[Records for the task]
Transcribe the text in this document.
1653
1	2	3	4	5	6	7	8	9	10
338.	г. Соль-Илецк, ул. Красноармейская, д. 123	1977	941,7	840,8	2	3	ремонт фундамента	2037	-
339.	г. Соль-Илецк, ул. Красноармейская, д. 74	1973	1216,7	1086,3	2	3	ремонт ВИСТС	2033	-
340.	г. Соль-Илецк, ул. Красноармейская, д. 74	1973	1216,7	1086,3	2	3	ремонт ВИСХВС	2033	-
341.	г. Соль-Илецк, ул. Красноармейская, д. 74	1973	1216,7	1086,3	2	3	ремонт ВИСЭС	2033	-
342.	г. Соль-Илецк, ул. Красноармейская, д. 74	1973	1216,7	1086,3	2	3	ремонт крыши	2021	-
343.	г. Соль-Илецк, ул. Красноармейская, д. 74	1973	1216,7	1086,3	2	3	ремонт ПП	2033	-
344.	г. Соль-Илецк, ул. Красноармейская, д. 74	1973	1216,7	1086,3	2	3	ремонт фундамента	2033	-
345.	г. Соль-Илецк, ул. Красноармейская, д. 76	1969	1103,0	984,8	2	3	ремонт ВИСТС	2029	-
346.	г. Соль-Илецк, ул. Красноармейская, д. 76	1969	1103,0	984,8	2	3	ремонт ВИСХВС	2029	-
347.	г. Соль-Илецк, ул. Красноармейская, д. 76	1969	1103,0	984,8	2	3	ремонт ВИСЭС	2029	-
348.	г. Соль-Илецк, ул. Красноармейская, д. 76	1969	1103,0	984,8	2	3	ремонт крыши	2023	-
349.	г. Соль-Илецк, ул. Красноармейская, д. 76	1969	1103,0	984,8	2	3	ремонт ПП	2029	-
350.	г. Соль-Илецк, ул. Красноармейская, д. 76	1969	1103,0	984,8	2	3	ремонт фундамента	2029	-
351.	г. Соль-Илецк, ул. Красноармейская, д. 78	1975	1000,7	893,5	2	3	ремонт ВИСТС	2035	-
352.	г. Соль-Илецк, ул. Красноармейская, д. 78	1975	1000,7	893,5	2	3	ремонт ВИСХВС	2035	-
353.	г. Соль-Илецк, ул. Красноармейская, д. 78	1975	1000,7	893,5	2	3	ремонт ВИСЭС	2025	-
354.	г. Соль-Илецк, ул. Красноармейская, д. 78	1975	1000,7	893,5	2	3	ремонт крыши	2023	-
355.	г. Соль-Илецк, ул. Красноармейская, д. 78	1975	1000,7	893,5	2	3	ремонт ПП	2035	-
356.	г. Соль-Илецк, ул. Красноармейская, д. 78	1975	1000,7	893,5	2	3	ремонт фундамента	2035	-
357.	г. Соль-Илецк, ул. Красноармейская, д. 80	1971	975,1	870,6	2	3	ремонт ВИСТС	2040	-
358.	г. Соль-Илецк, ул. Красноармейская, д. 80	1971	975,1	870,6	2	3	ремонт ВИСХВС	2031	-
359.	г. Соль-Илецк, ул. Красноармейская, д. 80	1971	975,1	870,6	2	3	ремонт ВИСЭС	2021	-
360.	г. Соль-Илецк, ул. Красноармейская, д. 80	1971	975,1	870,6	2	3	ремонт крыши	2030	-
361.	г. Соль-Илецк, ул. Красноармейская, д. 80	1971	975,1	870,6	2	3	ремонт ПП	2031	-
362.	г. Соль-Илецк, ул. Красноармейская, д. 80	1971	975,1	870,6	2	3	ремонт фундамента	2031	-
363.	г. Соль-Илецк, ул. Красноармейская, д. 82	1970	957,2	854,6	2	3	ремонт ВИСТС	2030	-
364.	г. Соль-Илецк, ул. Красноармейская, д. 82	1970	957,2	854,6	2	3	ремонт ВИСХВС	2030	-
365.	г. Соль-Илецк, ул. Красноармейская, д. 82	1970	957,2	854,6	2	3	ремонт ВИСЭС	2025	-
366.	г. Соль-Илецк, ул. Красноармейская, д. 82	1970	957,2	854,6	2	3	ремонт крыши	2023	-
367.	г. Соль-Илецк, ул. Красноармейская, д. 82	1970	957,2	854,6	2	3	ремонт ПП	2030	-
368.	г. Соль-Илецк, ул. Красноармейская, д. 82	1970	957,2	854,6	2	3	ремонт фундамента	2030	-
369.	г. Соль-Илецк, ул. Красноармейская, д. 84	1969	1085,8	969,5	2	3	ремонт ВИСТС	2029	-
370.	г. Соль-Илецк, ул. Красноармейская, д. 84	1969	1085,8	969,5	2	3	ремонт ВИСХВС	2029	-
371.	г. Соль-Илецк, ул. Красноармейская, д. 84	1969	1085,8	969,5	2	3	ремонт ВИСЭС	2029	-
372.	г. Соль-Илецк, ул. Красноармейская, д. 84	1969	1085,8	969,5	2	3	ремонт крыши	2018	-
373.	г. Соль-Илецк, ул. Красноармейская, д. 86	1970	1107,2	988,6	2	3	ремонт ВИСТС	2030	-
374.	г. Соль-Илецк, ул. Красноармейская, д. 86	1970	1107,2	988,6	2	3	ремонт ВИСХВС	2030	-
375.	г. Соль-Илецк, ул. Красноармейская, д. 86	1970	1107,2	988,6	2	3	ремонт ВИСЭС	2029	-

[Given problem] Reproduce the full listing exactly.

[Exercise response]
Transcribe the text in this document.
1653
1	2	3	4	5	6	7	8	9	10
338.	г. Соль-Илецк, ул. Красноармейская, д. 123	1977	941,7	840,8	2	3	ремонт фундамента	2037	-
339.	г. Соль-Илецк, ул. Красноармейская, д. 74	1973	1216,7	1086,3	2	3	ремонт ВИСТС	2033	-
340.	г. Соль-Илецк, ул. Красноармейская, д. 74	1973	1216,7	1086,3	2	3	ремонт ВИСХВС	2033	-
341.	г. Соль-Илецк, ул. Красноармейская, д. 74	1973	1216,7	1086,3	2	3	ремонт ВИСЭС	2033	-
342.	г. Соль-Илецк, ул. Красноармейская, д. 74	1973	1216,7	1086,3	2	3	ремонт крыши	2021	-
343.	г. Соль-Илецк, ул. Красноармейская, д. 74	1973	1216,7	1086,3	2	3	ремонт ПП	2033	-
344.	г. Соль-Илецк, ул. Красноармейская, д. 74	1973	1216,7	1086,3	2	3	ремонт фундамента	2033	-
345.	г. Соль-Илецк, ул. Красноармейская, д. 76	1969	1103,0	984,8	2	3	ремонт ВИСТС	2029	-
346.	г. Соль-Илецк, ул. Красноармейская, д. 76	1969	1103,0	984,8	2	3	ремонт ВИСХВС	2029	-
347.	г. Соль-Илецк, ул. Красноармейская, д. 76	1969	1103,0	984,8	2	3	ремонт ВИСЭС	2029	-
348.	г. Соль-Илецк, ул. Красноармейская, д. 76	1969	1103,0	984,8	2	3	ремонт крыши	2023	-
349.	г. Соль-Илецк, ул. Красноармейская, д. 76	1969	1103,0	984,8	2	3	ремонт ПП	2029	-
350.	г. Соль-Илецк, ул. Красноармейская, д. 76	1969	1103,0	984,8	2	3	ремонт фундамента	2029	-
351.	г. Соль-Илецк, ул. Красноармейская, д. 78	1975	1000,7	893,5	2	3	ремонт ВИСТС	2035	-
352.	г. Соль-Илецк, ул. Красноармейская, д. 78	1975	1000,7	893,5	2	3	ремонт ВИСХВС	2035	-
353.	г. Соль-Илецк, ул. Красноармейская, д. 78	1975	1000,7	893,5	2	3	ремонт ВИСЭС	2025	-
354.	г. Соль-Илецк, ул. Красноармейская, д. 78	1975	1000,7	893,5	2	3	ремонт крыши	2023	-
355.	г. Соль-Илецк, ул. Красноармейская, д. 78	1975	1000,7	893,5	2	3	ремонт ПП	2035	-
356.	г. Соль-Илецк, ул. Красноармейская, д. 78	1975	1000,7	893,5	2	3	ремонт фундамента	2035	-
357.	г. Соль-Илецк, ул. Красноармейская, д. 80	1971	975,1	870,6	2	3	ремонт ВИСТС	2040	-
358.	г. Соль-Илецк, ул. Красноармейская, д. 80	1971	975,1	870,6	2	3	ремонт ВИСХВС	2031	-
359.	г. Соль-Илецк, ул. Красноармейская, д. 80	1971	975,1	870,6	2	3	ремонт ВИСЭС	2021	-
360.	г. Соль-Илецк, ул. Красноармейская, д. 80	1971	975,1	870,6	2	3	ремонт крыши	2030	-
361.	г. Соль-Илецк, ул. Красноармейская, д. 80	1971	975,1	870,6	2	3	ремонт ПП	2031	-
362.	г. Соль-Илецк, ул. Красноармейская, д. 80	1971	975,1	870,6	2	3	ремонт фундамента	2031	-
363.	г. Соль-Илецк, ул. Красноармейская, д. 82	1970	957,2	854,6	2	3	ремонт ВИСТС	2030	-
364.	г. Соль-Илецк, ул. Красноармейская, д. 82	1970	957,2	854,6	2	3	ремонт ВИСХВС	2030	-
365.	г. Соль-Илецк, ул. Красноармейская, д. 82	1970	957,2	854,6	2	3	ремонт ВИСЭС	2025	-
366.	г. Соль-Илецк, ул. Красноармейская, д. 82	1970	957,2	854,6	2	3	ремонт крыши	2023	-
367.	г. Соль-Илецк, ул. Красноармейская, д. 82	1970	957,2	854,6	2	3	ремонт ПП	2030	-
368.	г. Соль-Илецк, ул. Красноармейская, д. 82	1970	957,2	854,6	2	3	ремонт фундамента	2030	-
369.	г. Соль-Илецк, ул. Красноармейская, д. 84	1969	1085,8	969,5	2	3	ремонт ВИСТС	2029	-
370.	г. Соль-Илецк, ул. Красноармейская, д. 84	1969	1085,8	969,5	2	3	ремонт ВИСХВС	2029	-
371.	г. Соль-Илецк, ул. Красноармейская, д. 84	1969	1085,8	969,5	2	3	ремонт ВИСЭС	2029	-
372.	г. Соль-Илецк, ул. Красноармейская, д. 84	1969	1085,8	969,5	2	3	ремонт крыши	2018	-
373.	г. Соль-Илецк, ул. Красноармейская, д. 86	1970	1107,2	988,6	2	3	ремонт ВИСТС	2030	-
374.	г. Соль-Илецк, ул. Красноармейская, д. 86	1970	1107,2	988,6	2	3	ремонт ВИСХВС	2030	-
375.	г. Соль-Илецк, ул. Красноармейская, д. 86	1970	1107,2	988,6	2	3	ремонт ВИСЭС	2029	-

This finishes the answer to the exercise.